Information supplied:
☆ ☆ ☆ ☆ ☆ ☆ ☆

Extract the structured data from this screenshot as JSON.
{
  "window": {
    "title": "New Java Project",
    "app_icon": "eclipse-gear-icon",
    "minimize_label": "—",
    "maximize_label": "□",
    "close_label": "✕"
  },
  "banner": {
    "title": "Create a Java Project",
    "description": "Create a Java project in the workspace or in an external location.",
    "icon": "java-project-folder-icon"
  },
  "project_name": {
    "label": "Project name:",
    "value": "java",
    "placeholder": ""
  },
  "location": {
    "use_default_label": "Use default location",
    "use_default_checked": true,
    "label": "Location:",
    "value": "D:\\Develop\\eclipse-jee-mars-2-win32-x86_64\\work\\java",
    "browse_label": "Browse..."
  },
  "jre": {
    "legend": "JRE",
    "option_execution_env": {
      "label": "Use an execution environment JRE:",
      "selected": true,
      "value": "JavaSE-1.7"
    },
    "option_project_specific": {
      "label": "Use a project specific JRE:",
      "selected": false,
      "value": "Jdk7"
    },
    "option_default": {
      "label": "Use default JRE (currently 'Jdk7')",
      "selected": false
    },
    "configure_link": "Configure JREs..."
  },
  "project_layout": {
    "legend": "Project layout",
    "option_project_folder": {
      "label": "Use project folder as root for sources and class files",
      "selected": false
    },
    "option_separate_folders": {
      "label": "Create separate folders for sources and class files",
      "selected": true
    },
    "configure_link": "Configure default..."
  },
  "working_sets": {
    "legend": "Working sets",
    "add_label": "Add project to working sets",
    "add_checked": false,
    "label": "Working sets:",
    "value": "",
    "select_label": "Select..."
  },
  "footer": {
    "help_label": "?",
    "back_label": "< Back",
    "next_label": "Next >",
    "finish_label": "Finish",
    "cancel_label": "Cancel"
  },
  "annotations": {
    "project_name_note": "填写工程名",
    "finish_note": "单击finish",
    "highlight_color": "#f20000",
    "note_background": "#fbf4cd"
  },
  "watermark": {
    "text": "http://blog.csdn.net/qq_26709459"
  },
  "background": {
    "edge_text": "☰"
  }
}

☆ ☆ ☆ ☆ ☆ ☆ ☆

Requirement:
Type out the whole listing above again, exactly as it stands.

Response:
Extract the structured data from this screenshot as JSON.
{
  "window": {
    "title": "New Java Project",
    "app_icon": "eclipse-gear-icon",
    "minimize_label": "—",
    "maximize_label": "□",
    "close_label": "✕"
  },
  "banner": {
    "title": "Create a Java Project",
    "description": "Create a Java project in the workspace or in an external location.",
    "icon": "java-project-folder-icon"
  },
  "project_name": {
    "label": "Project name:",
    "value": "java",
    "placeholder": ""
  },
  "location": {
    "use_default_label": "Use default location",
    "use_default_checked": true,
    "label": "Location:",
    "value": "D:\\Develop\\eclipse-jee-mars-2-win32-x86_64\\work\\java",
    "browse_label": "Browse..."
  },
  "jre": {
    "legend": "JRE",
    "option_execution_env": {
      "label": "Use an execution environment JRE:",
      "selected": true,
      "value": "JavaSE-1.7"
    },
    "option_project_specific": {
      "label": "Use a project specific JRE:",
      "selected": false,
      "value": "Jdk7"
    },
    "option_default": {
      "label": "Use default JRE (currently 'Jdk7')",
      "selected": false
    },
    "configure_link": "Configure JREs..."
  },
  "project_layout": {
    "legend": "Project layout",
    "option_project_folder": {
      "label": "Use project folder as root for sources and class files",
      "selected": false
    },
    "option_separate_folders": {
      "label": "Create separate folders for sources and class files",
      "selected": true
    },
    "configure_link": "Configure default..."
  },
  "working_sets": {
    "legend": "Working sets",
    "add_label": "Add project to working sets",
    "add_checked": false,
    "label": "Working sets:",
    "value": "",
    "select_label": "Select..."
  },
  "footer": {
    "help_label": "?",
    "back_label": "< Back",
    "next_label": "Next >",
    "finish_label": "Finish",
    "cancel_label": "Cancel"
  },
  "annotations": {
    "project_name_note": "填写工程名",
    "finish_note": "单击finish",
    "highlight_color": "#f20000",
    "note_background": "#fbf4cd"
  },
  "watermark": {
    "text": "http://blog.csdn.net/qq_26709459"
  },
  "background": {
    "edge_text": "☰"
  }
}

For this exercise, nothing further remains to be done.